Records
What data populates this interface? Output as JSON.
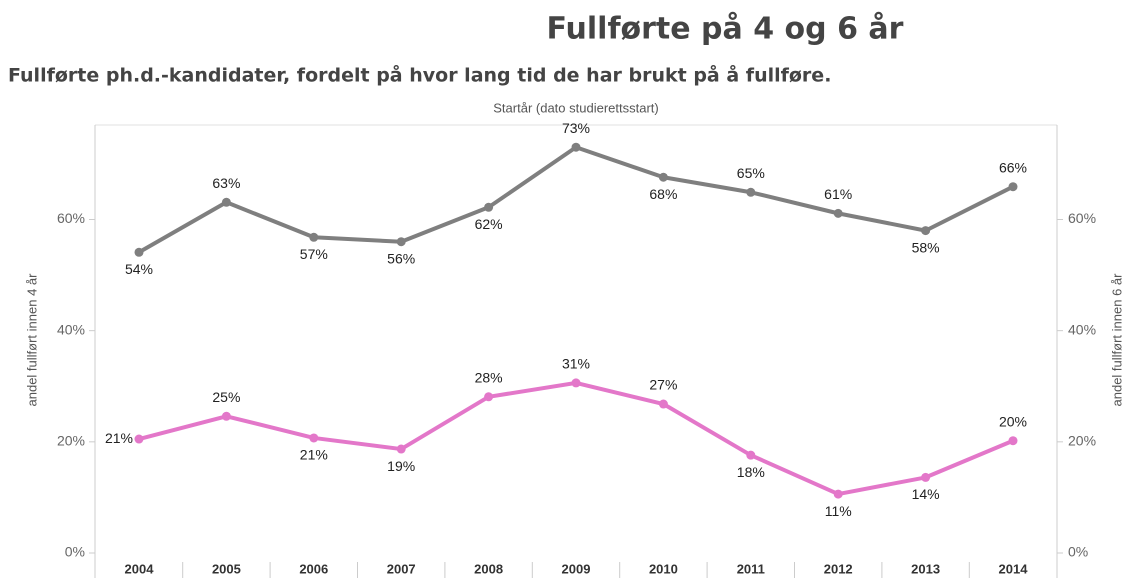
{
  "chart_data": {
    "type": "line",
    "title": "Fullførte på 4 og 6 år",
    "subtitle": "Fullførte ph.d.-kandidater, fordelt på hvor lang tid de har brukt på å fullføre.",
    "x_label": "Startår (dato studierettsstart)",
    "y_label": "andel fullført innen 4 år",
    "y2_label": "andel fullført innen 6 år",
    "categories": [
      "2004",
      "2005",
      "2006",
      "2007",
      "2008",
      "2009",
      "2010",
      "2011",
      "2012",
      "2013",
      "2014"
    ],
    "ylim": [
      0,
      77
    ],
    "yticks": [
      {
        "value": 0,
        "label": "0%"
      },
      {
        "value": 20,
        "label": "20%"
      },
      {
        "value": 40,
        "label": "40%"
      },
      {
        "value": 60,
        "label": "60%"
      }
    ],
    "y2lim": [
      0,
      77
    ],
    "y2ticks": [
      {
        "value": 0,
        "label": "0%"
      },
      {
        "value": 20,
        "label": "20%"
      },
      {
        "value": 40,
        "label": "40%"
      },
      {
        "value": 60,
        "label": "60%"
      }
    ],
    "grid": false,
    "series": [
      {
        "color": "#e377c9",
        "axis": "y",
        "values": [
          20.5,
          24.6,
          20.7,
          18.7,
          28.1,
          30.6,
          26.8,
          17.6,
          10.6,
          13.6,
          20.2
        ],
        "value_labels": [
          "21%",
          "25%",
          "21%",
          "19%",
          "28%",
          "31%",
          "27%",
          "18%",
          "11%",
          "14%",
          "20%"
        ]
      },
      {
        "color": "#7f7f7f",
        "axis": "y2",
        "values": [
          54.1,
          63.1,
          56.8,
          56.0,
          62.2,
          73.0,
          67.6,
          64.9,
          61.1,
          58.0,
          65.9
        ],
        "value_labels": [
          "54%",
          "63%",
          "57%",
          "56%",
          "62%",
          "73%",
          "68%",
          "65%",
          "61%",
          "58%",
          "66%"
        ]
      }
    ]
  }
}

Objective. Leave out the pictures and copy every record above exactly.

Result below.
What data populates this interface? Output as JSON.
{
  "chart_data": {
    "type": "line",
    "title": "Fullførte på 4 og 6 år",
    "subtitle": "Fullførte ph.d.-kandidater, fordelt på hvor lang tid de har brukt på å fullføre.",
    "x_label": "Startår (dato studierettsstart)",
    "y_label": "andel fullført innen 4 år",
    "y2_label": "andel fullført innen 6 år",
    "categories": [
      "2004",
      "2005",
      "2006",
      "2007",
      "2008",
      "2009",
      "2010",
      "2011",
      "2012",
      "2013",
      "2014"
    ],
    "ylim": [
      0,
      77
    ],
    "yticks": [
      {
        "value": 0,
        "label": "0%"
      },
      {
        "value": 20,
        "label": "20%"
      },
      {
        "value": 40,
        "label": "40%"
      },
      {
        "value": 60,
        "label": "60%"
      }
    ],
    "y2lim": [
      0,
      77
    ],
    "y2ticks": [
      {
        "value": 0,
        "label": "0%"
      },
      {
        "value": 20,
        "label": "20%"
      },
      {
        "value": 40,
        "label": "40%"
      },
      {
        "value": 60,
        "label": "60%"
      }
    ],
    "grid": false,
    "series": [
      {
        "color": "#e377c9",
        "axis": "y",
        "values": [
          20.5,
          24.6,
          20.7,
          18.7,
          28.1,
          30.6,
          26.8,
          17.6,
          10.6,
          13.6,
          20.2
        ],
        "value_labels": [
          "21%",
          "25%",
          "21%",
          "19%",
          "28%",
          "31%",
          "27%",
          "18%",
          "11%",
          "14%",
          "20%"
        ]
      },
      {
        "color": "#7f7f7f",
        "axis": "y2",
        "values": [
          54.1,
          63.1,
          56.8,
          56.0,
          62.2,
          73.0,
          67.6,
          64.9,
          61.1,
          58.0,
          65.9
        ],
        "value_labels": [
          "54%",
          "63%",
          "57%",
          "56%",
          "62%",
          "73%",
          "68%",
          "65%",
          "61%",
          "58%",
          "66%"
        ]
      }
    ]
  }
}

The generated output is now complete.